■ Written task:
Below are the records; locate each line with the word "Munidopsis" and copy it.

■ Provided records:
------------------------------

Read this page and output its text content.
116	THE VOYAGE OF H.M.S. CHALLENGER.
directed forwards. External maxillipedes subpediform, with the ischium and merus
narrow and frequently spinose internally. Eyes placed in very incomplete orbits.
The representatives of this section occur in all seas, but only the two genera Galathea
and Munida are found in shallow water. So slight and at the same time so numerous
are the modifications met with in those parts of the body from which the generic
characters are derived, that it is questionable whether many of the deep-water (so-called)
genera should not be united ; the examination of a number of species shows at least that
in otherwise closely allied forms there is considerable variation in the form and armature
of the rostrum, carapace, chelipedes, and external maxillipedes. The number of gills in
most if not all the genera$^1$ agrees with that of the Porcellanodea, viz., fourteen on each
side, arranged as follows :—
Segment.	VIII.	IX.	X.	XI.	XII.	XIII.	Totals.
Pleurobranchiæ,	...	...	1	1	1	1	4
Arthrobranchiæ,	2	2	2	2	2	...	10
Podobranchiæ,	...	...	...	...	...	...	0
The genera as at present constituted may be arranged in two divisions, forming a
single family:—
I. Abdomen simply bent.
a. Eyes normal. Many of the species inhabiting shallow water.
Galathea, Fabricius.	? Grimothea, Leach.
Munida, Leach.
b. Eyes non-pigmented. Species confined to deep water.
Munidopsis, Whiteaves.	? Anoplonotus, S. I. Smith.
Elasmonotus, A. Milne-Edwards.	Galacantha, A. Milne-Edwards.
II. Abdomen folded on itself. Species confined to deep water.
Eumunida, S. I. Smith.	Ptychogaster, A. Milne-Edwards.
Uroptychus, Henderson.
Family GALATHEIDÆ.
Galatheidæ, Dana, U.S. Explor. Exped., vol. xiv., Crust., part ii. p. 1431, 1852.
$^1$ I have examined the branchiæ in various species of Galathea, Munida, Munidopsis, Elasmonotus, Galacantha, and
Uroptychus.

------------------------------

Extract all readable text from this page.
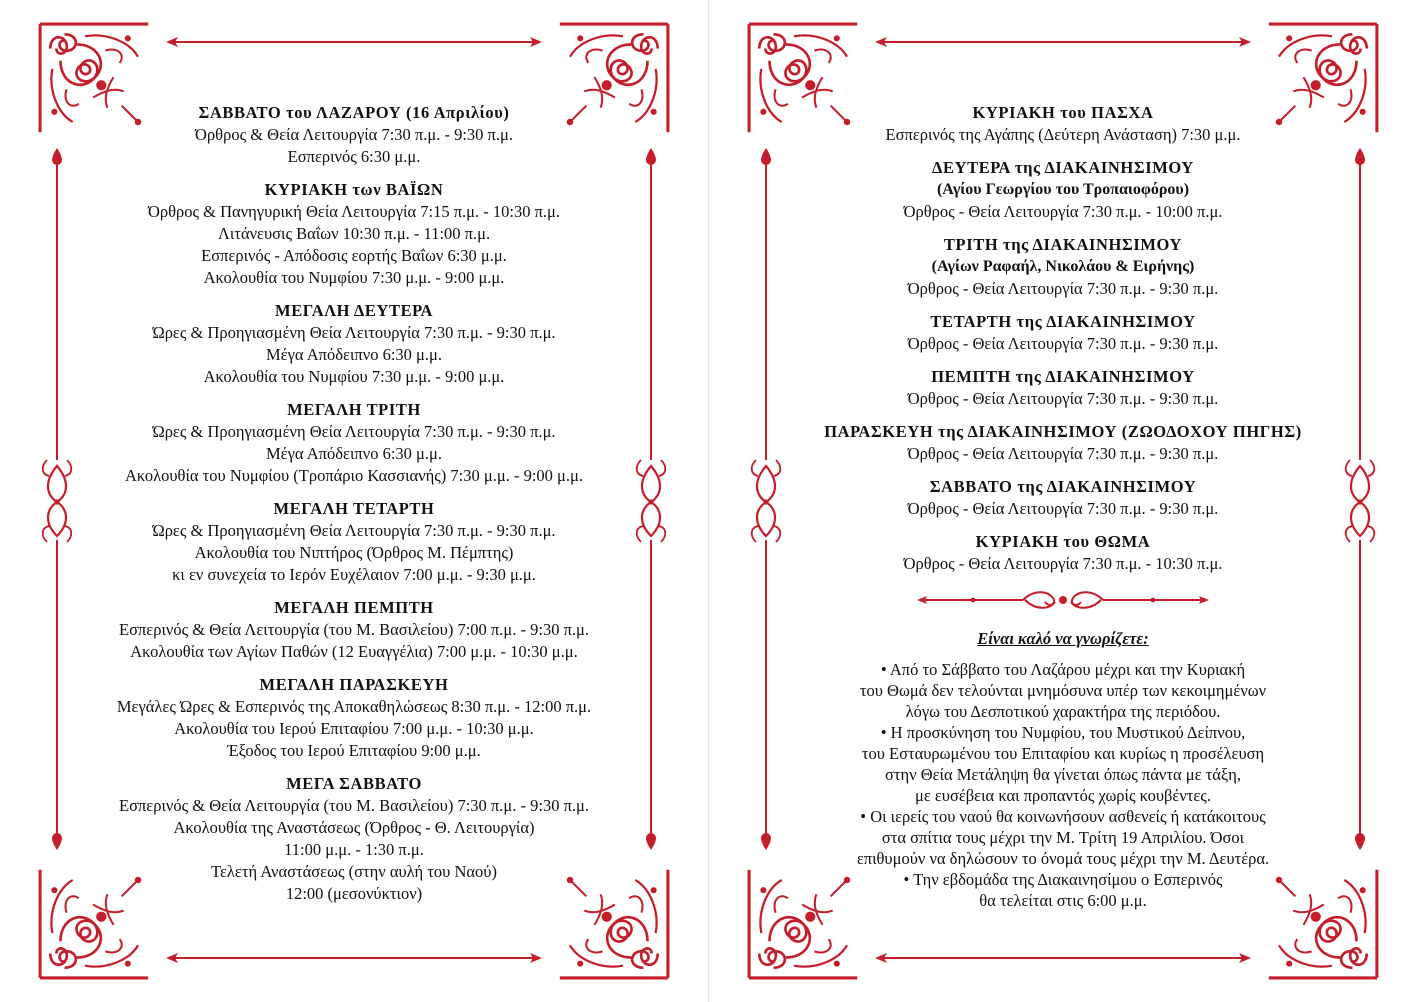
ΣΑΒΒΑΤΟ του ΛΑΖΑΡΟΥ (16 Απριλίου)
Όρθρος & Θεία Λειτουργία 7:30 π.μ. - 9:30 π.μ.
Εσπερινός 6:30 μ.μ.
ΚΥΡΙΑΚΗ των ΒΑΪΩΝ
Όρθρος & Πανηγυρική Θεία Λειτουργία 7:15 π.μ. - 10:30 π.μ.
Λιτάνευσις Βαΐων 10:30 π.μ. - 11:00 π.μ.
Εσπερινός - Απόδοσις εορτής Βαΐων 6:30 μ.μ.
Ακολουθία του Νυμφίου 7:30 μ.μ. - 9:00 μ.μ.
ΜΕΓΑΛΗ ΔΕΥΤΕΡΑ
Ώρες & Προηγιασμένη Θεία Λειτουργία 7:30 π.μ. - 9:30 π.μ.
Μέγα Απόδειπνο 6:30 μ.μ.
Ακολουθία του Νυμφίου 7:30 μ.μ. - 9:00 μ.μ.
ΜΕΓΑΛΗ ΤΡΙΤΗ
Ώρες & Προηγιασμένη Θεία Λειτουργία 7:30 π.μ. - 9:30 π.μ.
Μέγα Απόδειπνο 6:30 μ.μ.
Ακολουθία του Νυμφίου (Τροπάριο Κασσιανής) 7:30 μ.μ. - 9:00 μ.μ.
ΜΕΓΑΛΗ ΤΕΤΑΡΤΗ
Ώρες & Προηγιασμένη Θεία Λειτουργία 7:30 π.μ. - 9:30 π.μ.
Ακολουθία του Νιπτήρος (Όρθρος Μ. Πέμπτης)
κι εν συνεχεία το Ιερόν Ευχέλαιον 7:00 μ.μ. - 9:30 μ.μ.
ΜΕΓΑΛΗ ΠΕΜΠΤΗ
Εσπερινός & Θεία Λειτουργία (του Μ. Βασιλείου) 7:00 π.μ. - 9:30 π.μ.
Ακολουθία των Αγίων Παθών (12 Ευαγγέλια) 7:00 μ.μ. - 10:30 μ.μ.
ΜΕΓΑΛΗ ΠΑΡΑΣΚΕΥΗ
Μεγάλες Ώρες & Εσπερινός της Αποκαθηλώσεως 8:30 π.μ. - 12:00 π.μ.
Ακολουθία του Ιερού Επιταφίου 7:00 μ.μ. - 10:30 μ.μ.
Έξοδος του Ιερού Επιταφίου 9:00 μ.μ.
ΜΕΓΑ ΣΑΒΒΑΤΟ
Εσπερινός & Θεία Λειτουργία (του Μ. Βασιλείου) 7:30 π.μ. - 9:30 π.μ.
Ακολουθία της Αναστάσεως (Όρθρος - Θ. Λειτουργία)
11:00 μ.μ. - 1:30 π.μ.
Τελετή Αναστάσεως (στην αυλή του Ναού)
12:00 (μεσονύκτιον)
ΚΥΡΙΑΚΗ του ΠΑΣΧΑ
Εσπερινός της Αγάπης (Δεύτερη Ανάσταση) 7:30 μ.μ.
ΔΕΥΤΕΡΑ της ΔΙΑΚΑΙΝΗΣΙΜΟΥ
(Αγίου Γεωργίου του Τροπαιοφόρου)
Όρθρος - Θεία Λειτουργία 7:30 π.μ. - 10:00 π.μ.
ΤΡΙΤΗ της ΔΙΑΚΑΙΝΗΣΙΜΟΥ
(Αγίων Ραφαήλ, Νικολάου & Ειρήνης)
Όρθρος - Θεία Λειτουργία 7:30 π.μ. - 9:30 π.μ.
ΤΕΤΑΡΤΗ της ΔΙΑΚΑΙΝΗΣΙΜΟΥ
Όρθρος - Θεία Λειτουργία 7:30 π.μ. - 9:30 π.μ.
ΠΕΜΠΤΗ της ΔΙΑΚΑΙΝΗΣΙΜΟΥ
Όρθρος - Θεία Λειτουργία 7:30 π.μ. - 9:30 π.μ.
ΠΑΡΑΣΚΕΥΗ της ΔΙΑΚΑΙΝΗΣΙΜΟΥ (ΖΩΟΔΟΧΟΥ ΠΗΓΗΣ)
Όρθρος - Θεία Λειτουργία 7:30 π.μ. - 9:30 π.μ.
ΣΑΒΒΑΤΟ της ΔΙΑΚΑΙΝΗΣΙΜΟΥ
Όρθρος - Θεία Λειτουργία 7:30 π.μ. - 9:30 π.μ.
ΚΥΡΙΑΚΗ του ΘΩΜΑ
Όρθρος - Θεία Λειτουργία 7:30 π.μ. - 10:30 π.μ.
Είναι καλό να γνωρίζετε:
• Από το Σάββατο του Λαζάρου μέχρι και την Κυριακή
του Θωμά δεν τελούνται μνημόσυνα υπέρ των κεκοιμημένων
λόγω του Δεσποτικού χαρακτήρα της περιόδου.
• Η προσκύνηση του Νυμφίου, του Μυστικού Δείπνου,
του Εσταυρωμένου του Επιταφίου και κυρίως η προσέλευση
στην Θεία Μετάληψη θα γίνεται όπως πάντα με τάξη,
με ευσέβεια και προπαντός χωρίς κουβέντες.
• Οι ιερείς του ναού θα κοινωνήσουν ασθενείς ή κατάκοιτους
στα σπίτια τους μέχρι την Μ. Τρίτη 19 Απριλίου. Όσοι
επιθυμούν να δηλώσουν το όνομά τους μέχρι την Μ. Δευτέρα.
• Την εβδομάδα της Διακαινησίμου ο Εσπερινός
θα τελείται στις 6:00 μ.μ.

------------------------------

■ Solution:
Munidopsis, Whiteaves.	? Anoplonotus, S. I. Smith.
$^1$ I have examined the branchiæ in various species of Galathea, Munida, Munidopsis, Elasmonotus, Galacantha, and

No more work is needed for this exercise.